■ To do
Pick out each line below containing "JSON".

■ Data excerpts

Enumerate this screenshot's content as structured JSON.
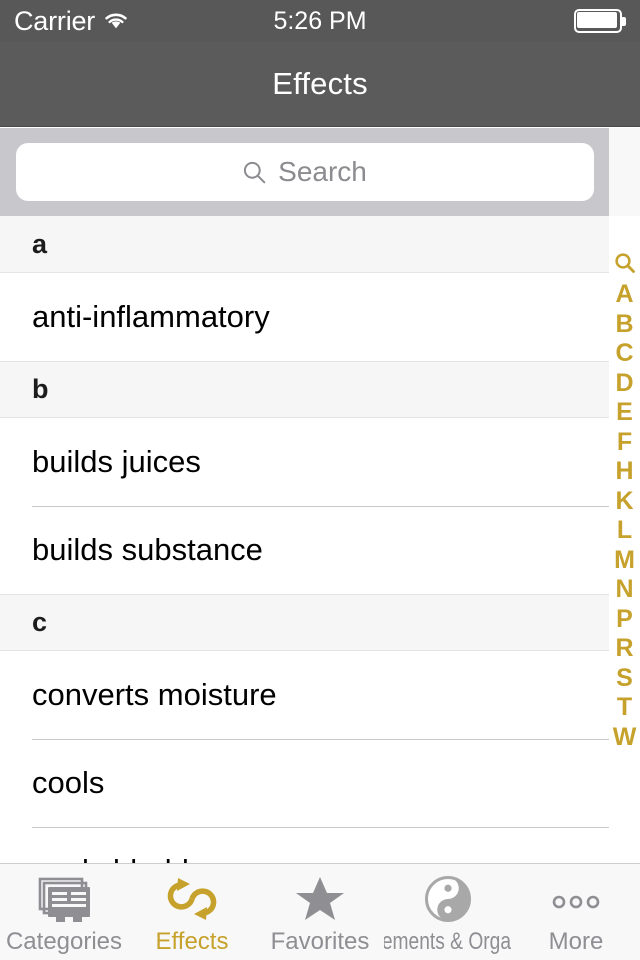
{
  "status_bar": {
    "carrier": "Carrier",
    "wifi_icon": "wifi-icon",
    "time": "5:26 PM",
    "battery_icon": "battery-full-icon"
  },
  "nav_bar": {
    "title": "Effects"
  },
  "search": {
    "placeholder": "Search",
    "value": "",
    "icon": "search-icon"
  },
  "list": {
    "sections": [
      {
        "header": "a",
        "items": [
          "anti-inflammatory"
        ]
      },
      {
        "header": "b",
        "items": [
          "builds juices",
          "builds substance"
        ]
      },
      {
        "header": "c",
        "items": [
          "converts moisture",
          "cools",
          "cools bladder"
        ]
      }
    ]
  },
  "index_bar": {
    "search_icon": "search-icon",
    "letters": [
      "A",
      "B",
      "C",
      "D",
      "E",
      "F",
      "H",
      "K",
      "L",
      "M",
      "N",
      "P",
      "R",
      "S",
      "T",
      "W"
    ]
  },
  "tab_bar": {
    "tabs": [
      {
        "label": "Categories",
        "icon": "stacked-cards-icon",
        "active": false
      },
      {
        "label": "Effects",
        "icon": "cycle-arrows-icon",
        "active": true
      },
      {
        "label": "Favorites",
        "icon": "star-icon",
        "active": false
      },
      {
        "label": "Elements & Organs",
        "icon": "yin-yang-icon",
        "active": false
      },
      {
        "label": "More",
        "icon": "three-dots-icon",
        "active": false
      }
    ]
  },
  "colors": {
    "accent": "#c6a22c",
    "nav_background": "#5b5b5b",
    "search_background": "#c8c7cc",
    "tab_inactive": "#8e8e93",
    "section_header_background": "#f6f6f6"
  }
}
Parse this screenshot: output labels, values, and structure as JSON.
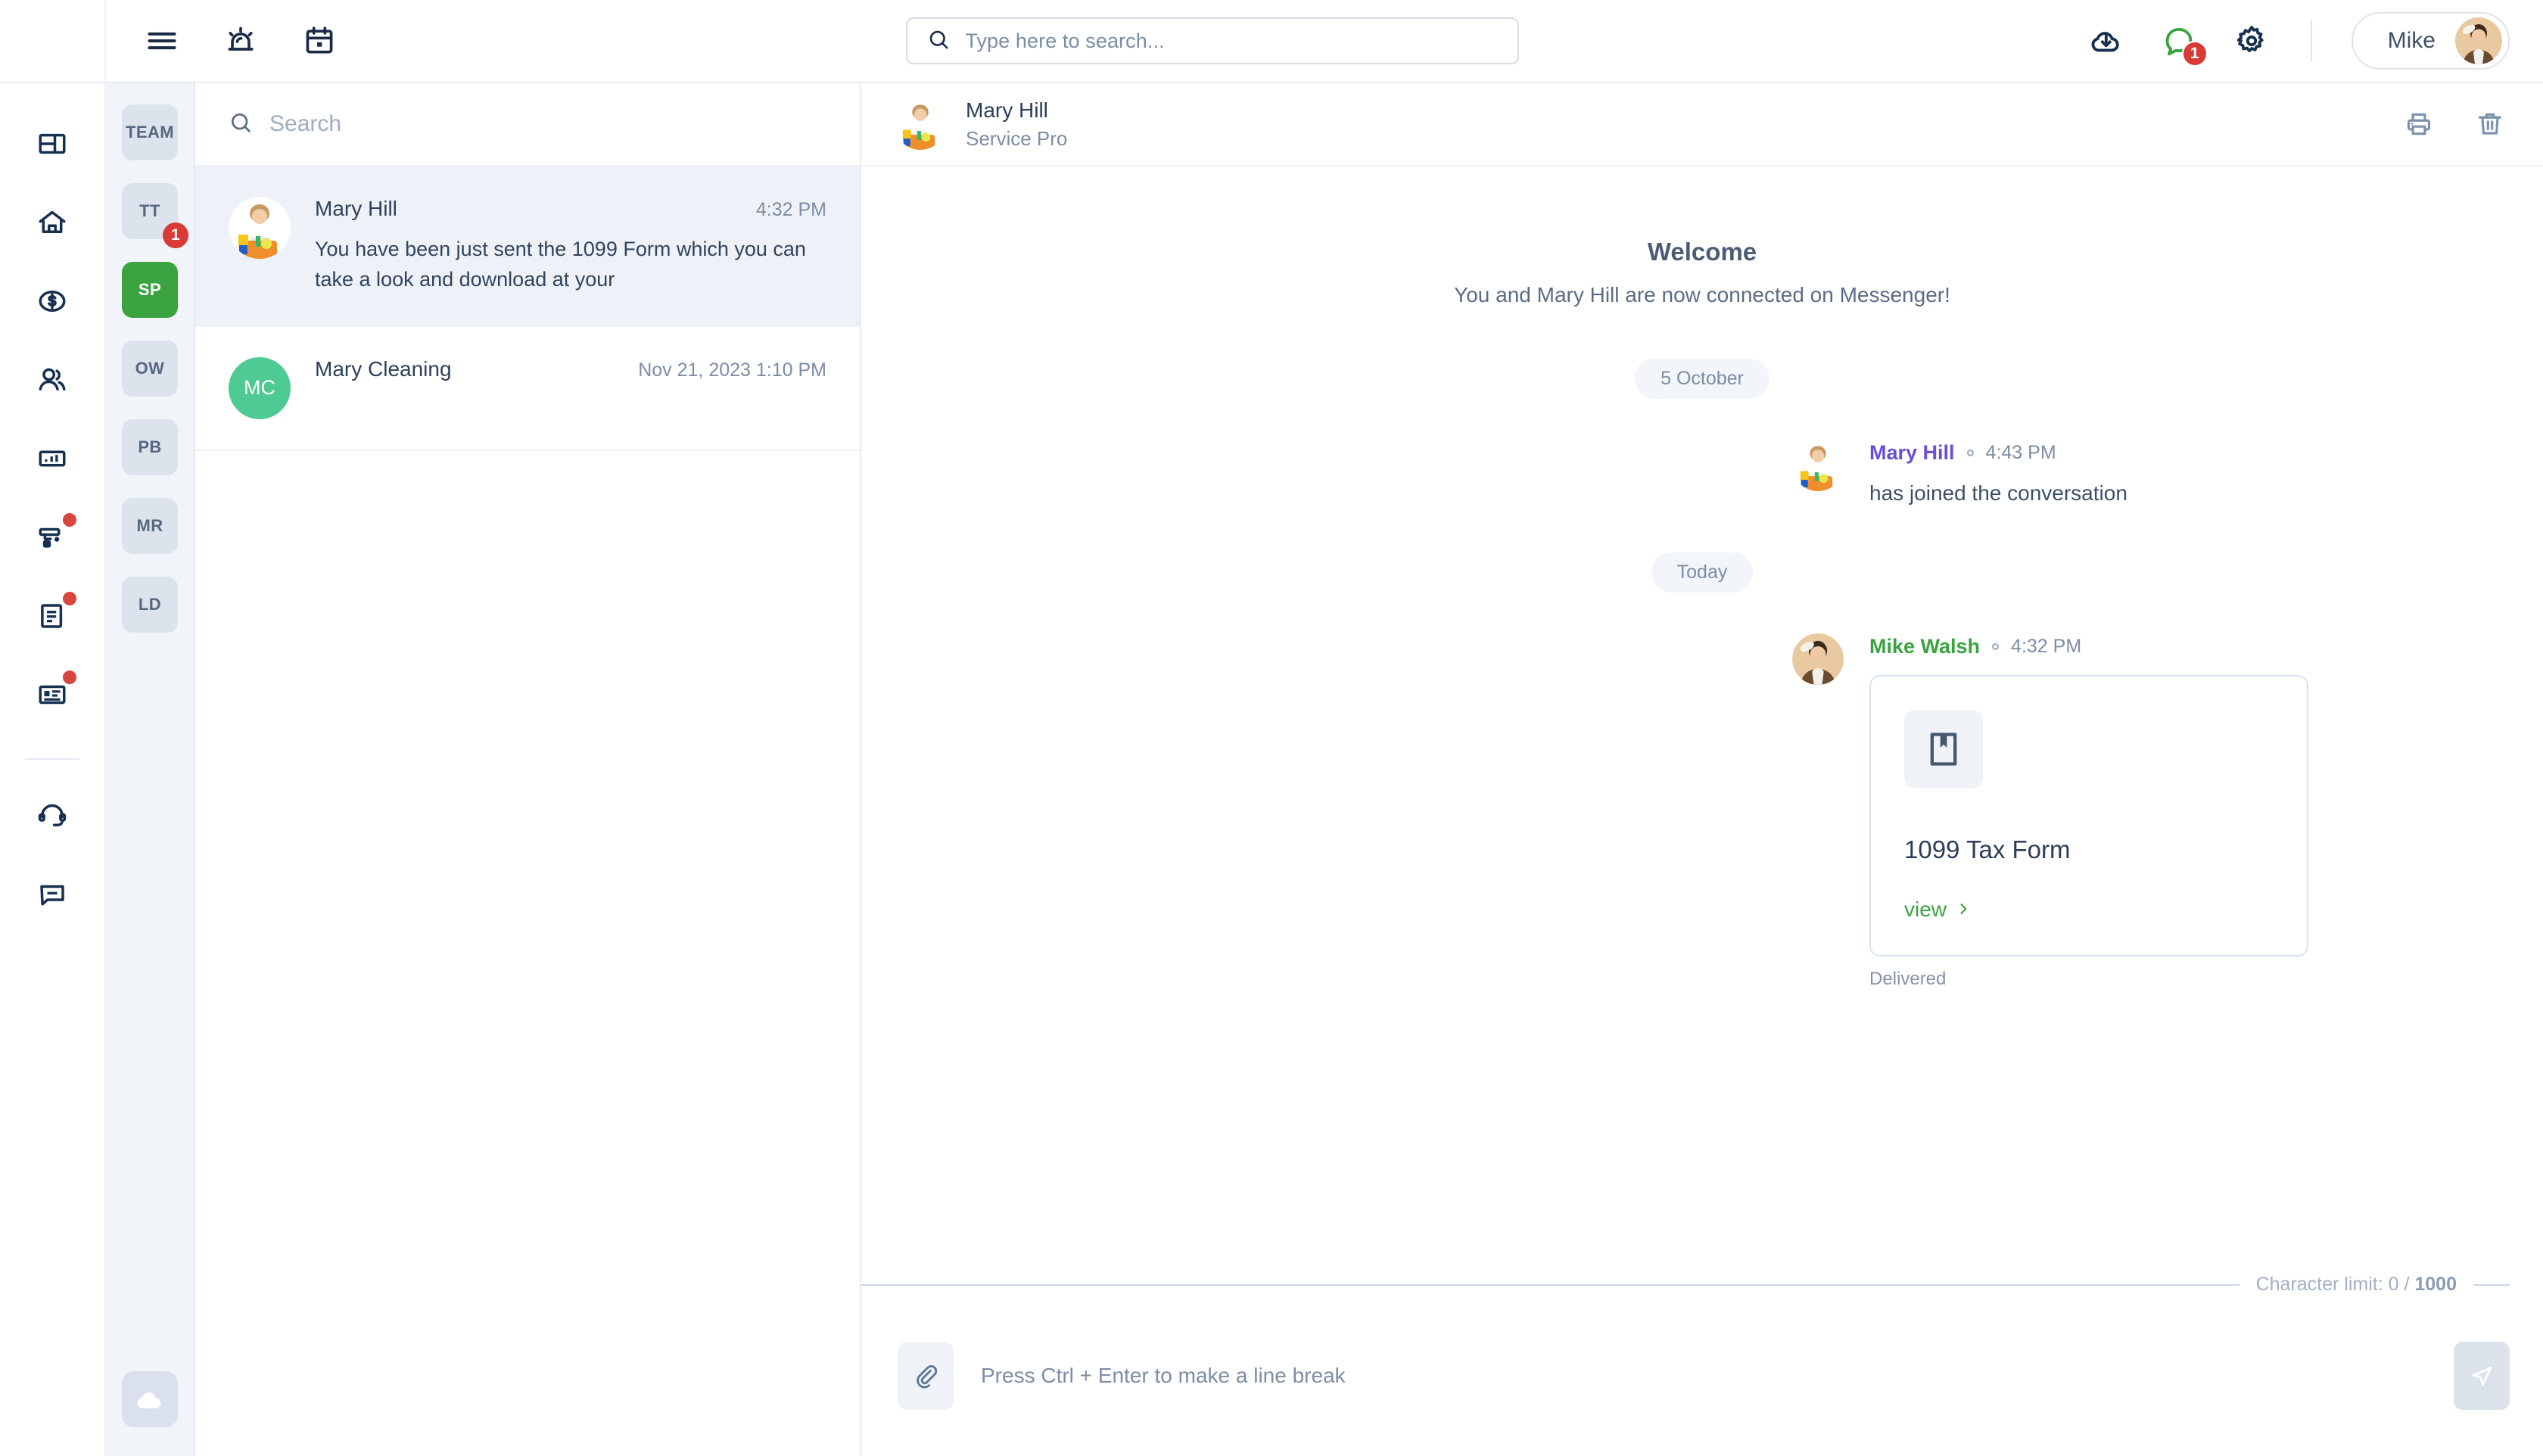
{
  "topbar": {
    "icons": [
      {
        "name": "hamburger-menu-icon",
        "label": "Menu"
      },
      {
        "name": "alarm-icon",
        "label": "Alerts"
      },
      {
        "name": "calendar-icon",
        "label": "Calendar"
      }
    ],
    "search": {
      "placeholder": "Type here to search..."
    },
    "download_icon": "cloud-download-icon",
    "messages_icon": "chat-bubble-icon",
    "messages_badge": "1",
    "settings_icon": "gear-icon",
    "user": {
      "name": "Mike"
    }
  },
  "rail": {
    "items": [
      {
        "name": "dashboard-icon",
        "label": "Dashboard",
        "dot": false
      },
      {
        "name": "home-icon",
        "label": "Home",
        "dot": false
      },
      {
        "name": "dollar-circle-icon",
        "label": "Billing",
        "dot": false
      },
      {
        "name": "people-icon",
        "label": "Customers",
        "dot": false
      },
      {
        "name": "bar-chart-icon",
        "label": "Reports",
        "dot": false
      },
      {
        "name": "paint-roller-icon",
        "label": "Jobs",
        "dot": true
      },
      {
        "name": "document-icon",
        "label": "Documents",
        "dot": true
      },
      {
        "name": "id-card-icon",
        "label": "Contacts",
        "dot": true
      }
    ],
    "bottom_items": [
      {
        "name": "headset-icon",
        "label": "Support"
      },
      {
        "name": "chat-icon",
        "label": "Messenger"
      }
    ]
  },
  "team_column": {
    "chips": [
      {
        "label": "TEAM",
        "active": false,
        "badge": null
      },
      {
        "label": "TT",
        "active": false,
        "badge": "1"
      },
      {
        "label": "SP",
        "active": true,
        "badge": null
      },
      {
        "label": "OW",
        "active": false,
        "badge": null
      },
      {
        "label": "PB",
        "active": false,
        "badge": null
      },
      {
        "label": "MR",
        "active": false,
        "badge": null
      },
      {
        "label": "LD",
        "active": false,
        "badge": null
      }
    ],
    "upload_icon": "cloud-upload-icon",
    "active_color": "#3aa340"
  },
  "conversation_list": {
    "search_placeholder": "Search",
    "items": [
      {
        "name": "Mary Hill",
        "time": "4:32 PM",
        "preview": "You have been just sent the 1099 Form which you can take a look and download at your",
        "selected": true,
        "avatar_type": "photo"
      },
      {
        "name": "Mary Cleaning",
        "time": "Nov 21, 2023 1:10 PM",
        "preview": "",
        "selected": false,
        "avatar_type": "initials",
        "initials": "MC",
        "initials_color": "#4ecb92"
      }
    ]
  },
  "thread": {
    "header": {
      "name": "Mary Hill",
      "subtitle": "Service Pro",
      "print_icon": "printer-icon",
      "delete_icon": "trash-icon"
    },
    "welcome": {
      "title": "Welcome",
      "subtitle": "You and Mary Hill are now connected on Messenger!"
    },
    "day_separators": [
      "5 October",
      "Today"
    ],
    "messages": [
      {
        "author": "Mary Hill",
        "author_color": "#6a4fd4",
        "time": "4:43 PM",
        "text": "has joined the conversation",
        "type": "text",
        "avatar_type": "photo-mary"
      },
      {
        "author": "Mike Walsh",
        "author_color": "#3aa340",
        "time": "4:32 PM",
        "type": "attachment",
        "avatar_type": "photo-mike",
        "attachment": {
          "icon": "bookmark-document-icon",
          "title": "1099 Tax Form",
          "link_label": "view",
          "link_color": "#3aa340"
        },
        "status": "Delivered"
      }
    ]
  },
  "composer": {
    "character_limit_prefix": "Character limit: 0 / ",
    "character_limit_max": "1000",
    "attach_icon": "paperclip-icon",
    "placeholder": "Press Ctrl + Enter to make a line break",
    "send_icon": "send-icon"
  }
}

■ Exercise response
Enumerate this screenshot's content as structured JSON.
Parse this screenshot: output labels, values, and structure as JSON.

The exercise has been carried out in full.